What the task requires. Type out the complete listing below word for word, without its pictures.

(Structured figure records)
★ ★ ★ ★ ★ ★ ★

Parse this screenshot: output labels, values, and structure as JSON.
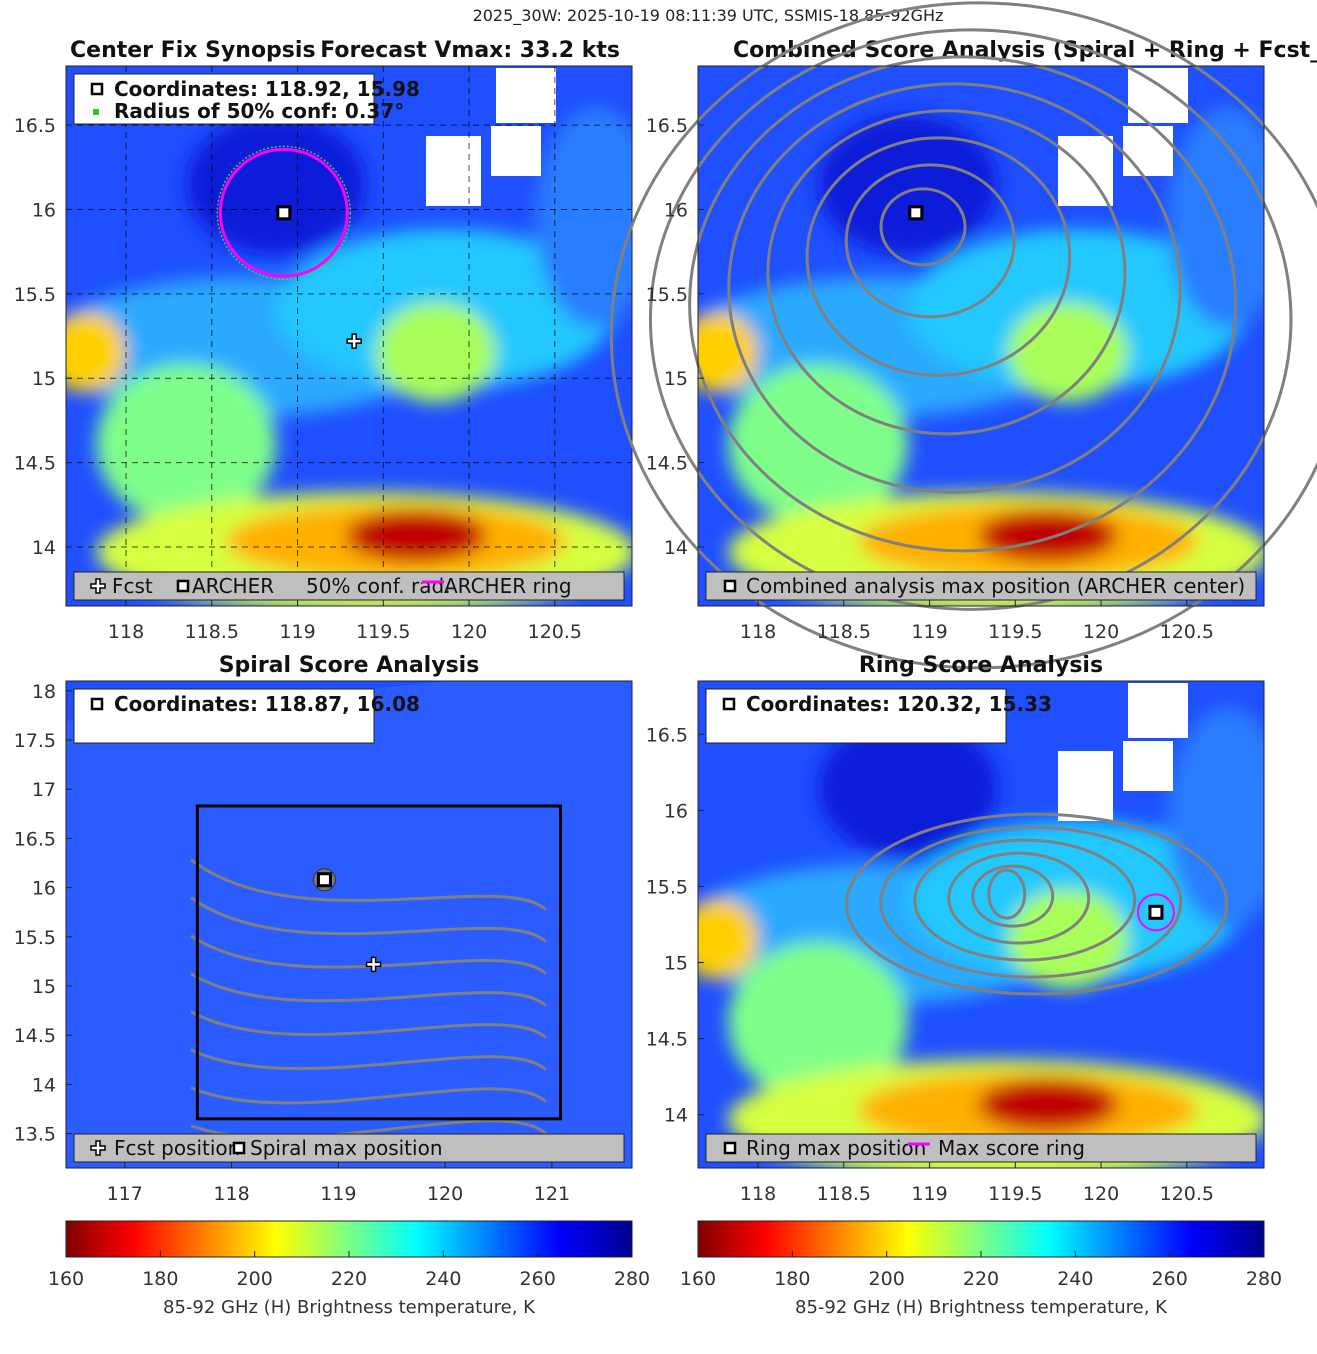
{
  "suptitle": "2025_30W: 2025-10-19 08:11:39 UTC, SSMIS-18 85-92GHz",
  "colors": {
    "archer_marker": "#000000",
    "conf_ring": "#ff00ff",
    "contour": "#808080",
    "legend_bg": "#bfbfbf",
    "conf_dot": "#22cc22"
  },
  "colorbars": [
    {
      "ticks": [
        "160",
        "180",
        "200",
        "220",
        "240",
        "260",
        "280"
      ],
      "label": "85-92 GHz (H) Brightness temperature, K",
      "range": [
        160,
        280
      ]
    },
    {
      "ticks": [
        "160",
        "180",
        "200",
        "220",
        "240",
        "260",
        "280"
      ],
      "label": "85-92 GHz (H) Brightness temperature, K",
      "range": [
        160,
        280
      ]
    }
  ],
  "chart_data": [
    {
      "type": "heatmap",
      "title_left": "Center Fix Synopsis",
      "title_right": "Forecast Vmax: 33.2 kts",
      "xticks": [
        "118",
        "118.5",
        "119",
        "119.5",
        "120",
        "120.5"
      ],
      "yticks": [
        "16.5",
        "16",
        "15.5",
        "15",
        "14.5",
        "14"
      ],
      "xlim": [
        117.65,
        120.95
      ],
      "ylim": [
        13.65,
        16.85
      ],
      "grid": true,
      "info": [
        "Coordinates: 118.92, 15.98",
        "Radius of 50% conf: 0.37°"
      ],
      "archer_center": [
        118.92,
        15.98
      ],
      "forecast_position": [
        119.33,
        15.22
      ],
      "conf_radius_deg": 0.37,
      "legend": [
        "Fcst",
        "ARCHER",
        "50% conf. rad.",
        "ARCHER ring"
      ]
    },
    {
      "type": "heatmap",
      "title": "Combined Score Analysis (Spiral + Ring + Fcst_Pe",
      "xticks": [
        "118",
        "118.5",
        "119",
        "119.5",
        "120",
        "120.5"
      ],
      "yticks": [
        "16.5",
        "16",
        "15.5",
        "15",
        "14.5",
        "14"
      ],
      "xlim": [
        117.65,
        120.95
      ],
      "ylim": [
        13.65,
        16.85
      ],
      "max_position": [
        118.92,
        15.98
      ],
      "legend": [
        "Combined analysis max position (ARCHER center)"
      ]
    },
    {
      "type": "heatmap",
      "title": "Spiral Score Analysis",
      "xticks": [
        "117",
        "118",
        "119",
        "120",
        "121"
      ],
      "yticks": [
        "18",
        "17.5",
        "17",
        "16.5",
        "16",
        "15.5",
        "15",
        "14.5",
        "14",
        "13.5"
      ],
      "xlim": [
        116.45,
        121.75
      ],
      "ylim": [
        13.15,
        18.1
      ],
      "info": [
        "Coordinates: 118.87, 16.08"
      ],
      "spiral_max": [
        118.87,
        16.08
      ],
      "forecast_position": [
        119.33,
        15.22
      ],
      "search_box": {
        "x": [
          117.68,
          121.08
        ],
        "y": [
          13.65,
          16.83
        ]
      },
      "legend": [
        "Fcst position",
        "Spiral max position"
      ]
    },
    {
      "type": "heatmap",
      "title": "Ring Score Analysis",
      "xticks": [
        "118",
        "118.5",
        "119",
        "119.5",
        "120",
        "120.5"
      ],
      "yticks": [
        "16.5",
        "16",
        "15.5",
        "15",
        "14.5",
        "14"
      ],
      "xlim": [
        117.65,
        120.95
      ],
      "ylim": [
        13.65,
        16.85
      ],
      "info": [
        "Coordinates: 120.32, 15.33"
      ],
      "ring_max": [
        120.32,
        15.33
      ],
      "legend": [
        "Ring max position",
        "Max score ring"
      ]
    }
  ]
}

★ ★ ★ ★ ★ ★ ★

Output for this task.
Parse this screenshot: output labels, values, and structure as JSON.
{
  "suptitle": "2025_30W: 2025-10-19 08:11:39 UTC, SSMIS-18 85-92GHz",
  "colors": {
    "archer_marker": "#000000",
    "conf_ring": "#ff00ff",
    "contour": "#808080",
    "legend_bg": "#bfbfbf",
    "conf_dot": "#22cc22"
  },
  "colorbars": [
    {
      "ticks": [
        "160",
        "180",
        "200",
        "220",
        "240",
        "260",
        "280"
      ],
      "label": "85-92 GHz (H) Brightness temperature, K",
      "range": [
        160,
        280
      ]
    },
    {
      "ticks": [
        "160",
        "180",
        "200",
        "220",
        "240",
        "260",
        "280"
      ],
      "label": "85-92 GHz (H) Brightness temperature, K",
      "range": [
        160,
        280
      ]
    }
  ],
  "chart_data": [
    {
      "type": "heatmap",
      "title_left": "Center Fix Synopsis",
      "title_right": "Forecast Vmax: 33.2 kts",
      "xticks": [
        "118",
        "118.5",
        "119",
        "119.5",
        "120",
        "120.5"
      ],
      "yticks": [
        "16.5",
        "16",
        "15.5",
        "15",
        "14.5",
        "14"
      ],
      "xlim": [
        117.65,
        120.95
      ],
      "ylim": [
        13.65,
        16.85
      ],
      "grid": true,
      "info": [
        "Coordinates: 118.92, 15.98",
        "Radius of 50% conf: 0.37°"
      ],
      "archer_center": [
        118.92,
        15.98
      ],
      "forecast_position": [
        119.33,
        15.22
      ],
      "conf_radius_deg": 0.37,
      "legend": [
        "Fcst",
        "ARCHER",
        "50% conf. rad.",
        "ARCHER ring"
      ]
    },
    {
      "type": "heatmap",
      "title": "Combined Score Analysis (Spiral + Ring + Fcst_Pe",
      "xticks": [
        "118",
        "118.5",
        "119",
        "119.5",
        "120",
        "120.5"
      ],
      "yticks": [
        "16.5",
        "16",
        "15.5",
        "15",
        "14.5",
        "14"
      ],
      "xlim": [
        117.65,
        120.95
      ],
      "ylim": [
        13.65,
        16.85
      ],
      "max_position": [
        118.92,
        15.98
      ],
      "legend": [
        "Combined analysis max position (ARCHER center)"
      ]
    },
    {
      "type": "heatmap",
      "title": "Spiral Score Analysis",
      "xticks": [
        "117",
        "118",
        "119",
        "120",
        "121"
      ],
      "yticks": [
        "18",
        "17.5",
        "17",
        "16.5",
        "16",
        "15.5",
        "15",
        "14.5",
        "14",
        "13.5"
      ],
      "xlim": [
        116.45,
        121.75
      ],
      "ylim": [
        13.15,
        18.1
      ],
      "info": [
        "Coordinates: 118.87, 16.08"
      ],
      "spiral_max": [
        118.87,
        16.08
      ],
      "forecast_position": [
        119.33,
        15.22
      ],
      "search_box": {
        "x": [
          117.68,
          121.08
        ],
        "y": [
          13.65,
          16.83
        ]
      },
      "legend": [
        "Fcst position",
        "Spiral max position"
      ]
    },
    {
      "type": "heatmap",
      "title": "Ring Score Analysis",
      "xticks": [
        "118",
        "118.5",
        "119",
        "119.5",
        "120",
        "120.5"
      ],
      "yticks": [
        "16.5",
        "16",
        "15.5",
        "15",
        "14.5",
        "14"
      ],
      "xlim": [
        117.65,
        120.95
      ],
      "ylim": [
        13.65,
        16.85
      ],
      "info": [
        "Coordinates: 120.32, 15.33"
      ],
      "ring_max": [
        120.32,
        15.33
      ],
      "legend": [
        "Ring max position",
        "Max score ring"
      ]
    }
  ]
}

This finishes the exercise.